Report how many lines contain "Забранява". The answer is a single number.
(begin)
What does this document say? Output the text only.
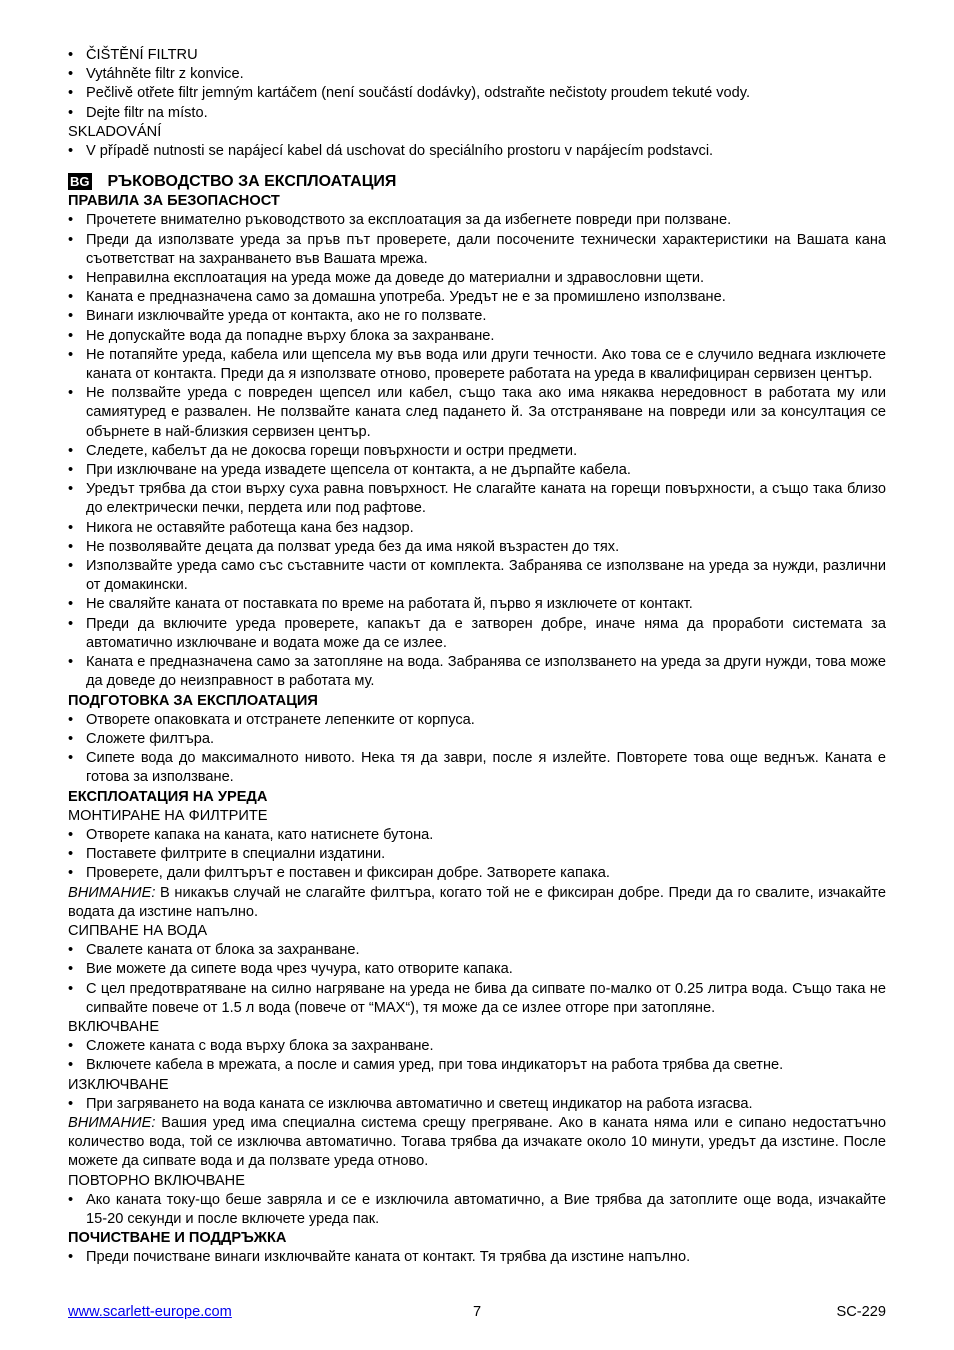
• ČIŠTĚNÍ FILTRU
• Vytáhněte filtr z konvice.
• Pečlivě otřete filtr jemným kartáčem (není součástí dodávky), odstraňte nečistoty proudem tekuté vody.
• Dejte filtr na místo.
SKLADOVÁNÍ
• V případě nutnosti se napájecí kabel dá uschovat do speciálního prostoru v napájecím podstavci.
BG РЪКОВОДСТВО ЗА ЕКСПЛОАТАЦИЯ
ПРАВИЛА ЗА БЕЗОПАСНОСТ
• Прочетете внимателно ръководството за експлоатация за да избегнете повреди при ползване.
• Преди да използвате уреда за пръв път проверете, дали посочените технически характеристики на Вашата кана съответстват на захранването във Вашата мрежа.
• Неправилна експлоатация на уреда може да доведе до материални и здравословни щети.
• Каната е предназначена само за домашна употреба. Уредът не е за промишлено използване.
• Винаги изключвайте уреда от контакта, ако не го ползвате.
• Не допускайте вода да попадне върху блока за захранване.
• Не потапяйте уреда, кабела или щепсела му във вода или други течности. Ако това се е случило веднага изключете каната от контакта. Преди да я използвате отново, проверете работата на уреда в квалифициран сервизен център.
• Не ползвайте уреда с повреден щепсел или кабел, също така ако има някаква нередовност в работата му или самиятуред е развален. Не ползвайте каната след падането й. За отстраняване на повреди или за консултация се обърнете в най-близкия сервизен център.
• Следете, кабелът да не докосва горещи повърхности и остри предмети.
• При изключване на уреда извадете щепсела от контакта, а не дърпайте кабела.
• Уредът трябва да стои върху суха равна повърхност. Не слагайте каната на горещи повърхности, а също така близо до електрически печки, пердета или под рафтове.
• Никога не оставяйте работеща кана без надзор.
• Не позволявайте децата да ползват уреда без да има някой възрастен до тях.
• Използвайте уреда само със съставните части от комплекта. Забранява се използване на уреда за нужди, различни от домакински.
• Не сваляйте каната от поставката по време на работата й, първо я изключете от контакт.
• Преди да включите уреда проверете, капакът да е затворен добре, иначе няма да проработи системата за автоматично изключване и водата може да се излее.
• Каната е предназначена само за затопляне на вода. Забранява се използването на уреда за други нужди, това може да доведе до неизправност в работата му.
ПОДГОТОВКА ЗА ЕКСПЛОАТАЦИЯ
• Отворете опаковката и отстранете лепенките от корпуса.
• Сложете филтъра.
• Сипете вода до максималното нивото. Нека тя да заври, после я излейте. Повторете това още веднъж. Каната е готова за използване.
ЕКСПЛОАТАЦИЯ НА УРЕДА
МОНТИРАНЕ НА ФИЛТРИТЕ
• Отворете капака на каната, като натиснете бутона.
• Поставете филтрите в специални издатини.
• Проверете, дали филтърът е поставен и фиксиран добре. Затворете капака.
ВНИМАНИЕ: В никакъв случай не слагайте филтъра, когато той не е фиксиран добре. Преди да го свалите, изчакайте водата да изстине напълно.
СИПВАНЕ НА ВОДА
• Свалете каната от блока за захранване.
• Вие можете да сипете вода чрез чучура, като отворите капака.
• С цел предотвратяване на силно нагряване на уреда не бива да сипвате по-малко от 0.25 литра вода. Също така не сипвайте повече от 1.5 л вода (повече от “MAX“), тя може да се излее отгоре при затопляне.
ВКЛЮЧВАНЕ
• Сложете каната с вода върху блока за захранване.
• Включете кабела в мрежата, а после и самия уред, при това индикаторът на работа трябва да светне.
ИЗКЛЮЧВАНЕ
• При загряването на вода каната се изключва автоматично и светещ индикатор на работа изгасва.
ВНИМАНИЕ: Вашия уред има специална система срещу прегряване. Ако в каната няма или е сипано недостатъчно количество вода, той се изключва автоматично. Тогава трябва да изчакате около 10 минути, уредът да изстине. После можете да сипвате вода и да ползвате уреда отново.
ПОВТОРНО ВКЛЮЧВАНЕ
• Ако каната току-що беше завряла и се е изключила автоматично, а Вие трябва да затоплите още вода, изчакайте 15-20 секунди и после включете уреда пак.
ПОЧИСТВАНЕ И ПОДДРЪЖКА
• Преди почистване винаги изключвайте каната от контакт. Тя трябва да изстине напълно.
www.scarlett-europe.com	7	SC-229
(end)
(begin)
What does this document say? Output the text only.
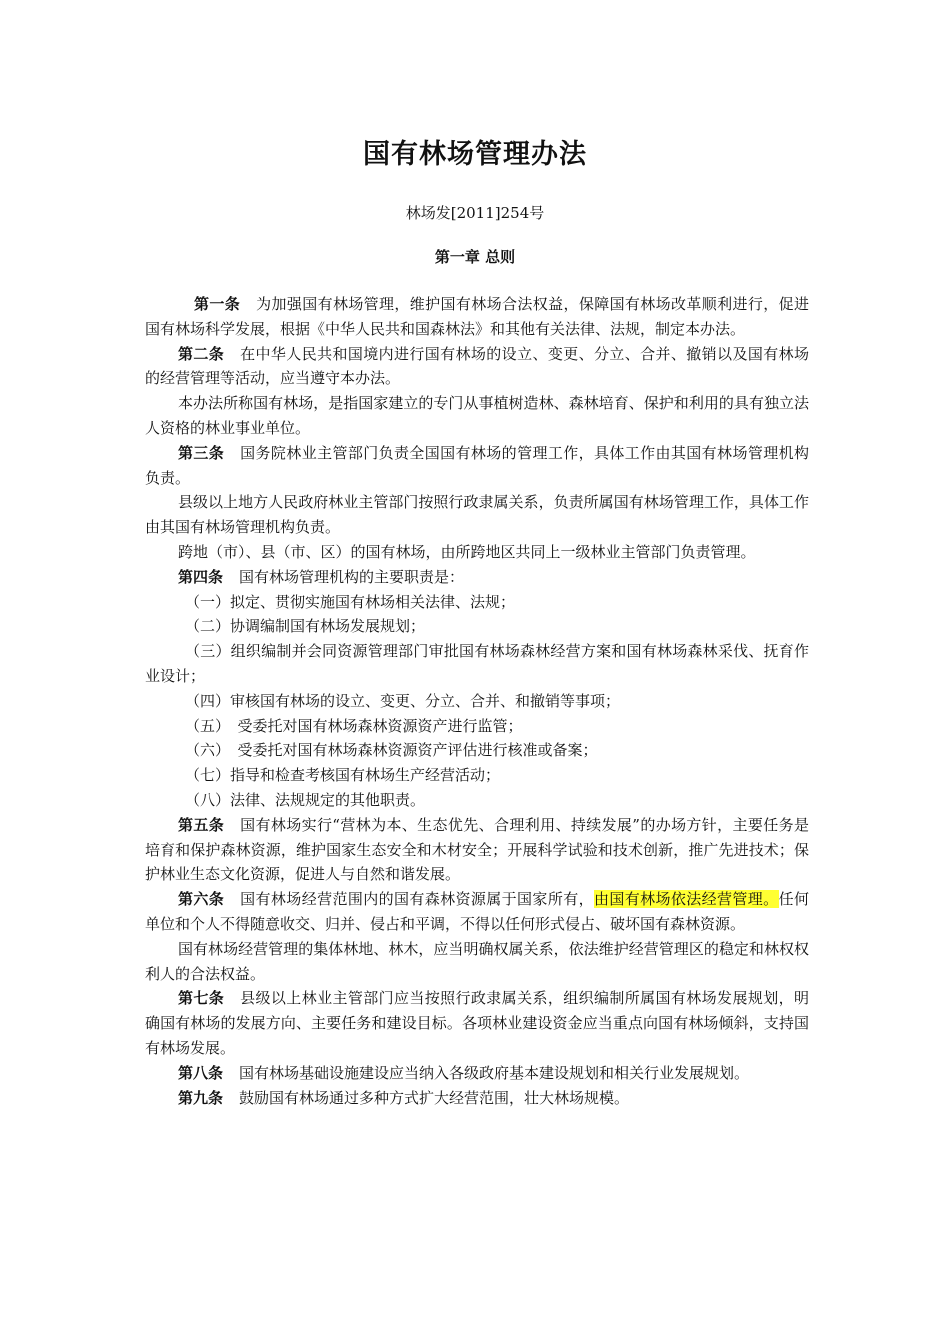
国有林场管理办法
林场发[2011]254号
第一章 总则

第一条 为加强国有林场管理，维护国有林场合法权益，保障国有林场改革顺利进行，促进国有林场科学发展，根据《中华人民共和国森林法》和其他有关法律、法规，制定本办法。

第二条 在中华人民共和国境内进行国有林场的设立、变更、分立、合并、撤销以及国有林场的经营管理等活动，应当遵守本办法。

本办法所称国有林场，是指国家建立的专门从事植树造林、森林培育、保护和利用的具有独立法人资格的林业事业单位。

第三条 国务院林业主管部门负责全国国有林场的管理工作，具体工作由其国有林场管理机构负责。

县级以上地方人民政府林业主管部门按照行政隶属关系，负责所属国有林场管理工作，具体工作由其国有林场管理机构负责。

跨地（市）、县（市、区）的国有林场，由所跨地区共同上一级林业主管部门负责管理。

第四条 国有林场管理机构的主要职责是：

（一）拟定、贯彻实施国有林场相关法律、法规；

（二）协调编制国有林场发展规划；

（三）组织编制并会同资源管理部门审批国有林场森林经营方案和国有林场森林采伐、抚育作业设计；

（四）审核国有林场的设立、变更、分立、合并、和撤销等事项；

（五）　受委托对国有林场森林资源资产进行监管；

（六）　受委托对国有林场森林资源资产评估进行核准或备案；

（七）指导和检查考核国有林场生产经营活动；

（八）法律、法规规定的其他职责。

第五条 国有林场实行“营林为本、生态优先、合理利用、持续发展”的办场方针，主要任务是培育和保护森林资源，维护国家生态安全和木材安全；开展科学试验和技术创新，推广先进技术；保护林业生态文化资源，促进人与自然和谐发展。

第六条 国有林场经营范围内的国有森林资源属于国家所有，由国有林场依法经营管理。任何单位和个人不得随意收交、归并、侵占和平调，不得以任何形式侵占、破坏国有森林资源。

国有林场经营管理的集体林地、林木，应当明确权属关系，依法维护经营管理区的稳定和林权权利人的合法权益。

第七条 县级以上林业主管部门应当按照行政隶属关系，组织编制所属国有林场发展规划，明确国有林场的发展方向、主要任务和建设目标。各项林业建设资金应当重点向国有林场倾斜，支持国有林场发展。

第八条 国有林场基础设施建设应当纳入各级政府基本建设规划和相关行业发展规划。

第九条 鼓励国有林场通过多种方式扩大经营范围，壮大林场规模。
(end)
(begin)
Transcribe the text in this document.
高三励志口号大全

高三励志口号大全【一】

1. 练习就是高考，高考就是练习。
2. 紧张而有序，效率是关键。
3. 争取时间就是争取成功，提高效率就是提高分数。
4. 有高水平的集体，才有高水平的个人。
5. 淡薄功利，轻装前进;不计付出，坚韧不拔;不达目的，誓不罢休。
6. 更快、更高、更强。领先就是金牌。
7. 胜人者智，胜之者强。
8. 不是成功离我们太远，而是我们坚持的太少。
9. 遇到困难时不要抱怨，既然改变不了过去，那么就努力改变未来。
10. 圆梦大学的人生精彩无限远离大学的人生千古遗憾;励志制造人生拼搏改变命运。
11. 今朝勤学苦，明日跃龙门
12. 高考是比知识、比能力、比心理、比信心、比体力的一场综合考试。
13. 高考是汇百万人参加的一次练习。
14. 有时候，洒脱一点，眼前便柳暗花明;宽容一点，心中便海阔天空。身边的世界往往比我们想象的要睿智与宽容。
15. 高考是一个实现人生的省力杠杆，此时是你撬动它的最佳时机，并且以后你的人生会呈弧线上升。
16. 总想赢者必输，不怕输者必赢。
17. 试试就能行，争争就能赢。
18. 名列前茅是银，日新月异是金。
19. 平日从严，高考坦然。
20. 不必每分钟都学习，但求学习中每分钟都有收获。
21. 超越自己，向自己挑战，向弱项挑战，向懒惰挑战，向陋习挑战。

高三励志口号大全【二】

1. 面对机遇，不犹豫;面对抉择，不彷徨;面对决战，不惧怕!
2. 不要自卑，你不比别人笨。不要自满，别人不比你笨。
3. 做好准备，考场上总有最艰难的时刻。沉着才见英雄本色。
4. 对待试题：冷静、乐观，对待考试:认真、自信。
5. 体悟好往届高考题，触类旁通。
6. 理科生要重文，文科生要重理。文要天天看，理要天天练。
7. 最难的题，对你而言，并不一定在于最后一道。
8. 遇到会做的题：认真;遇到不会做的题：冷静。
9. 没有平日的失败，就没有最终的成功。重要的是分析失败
(end)
• [Full answer] 2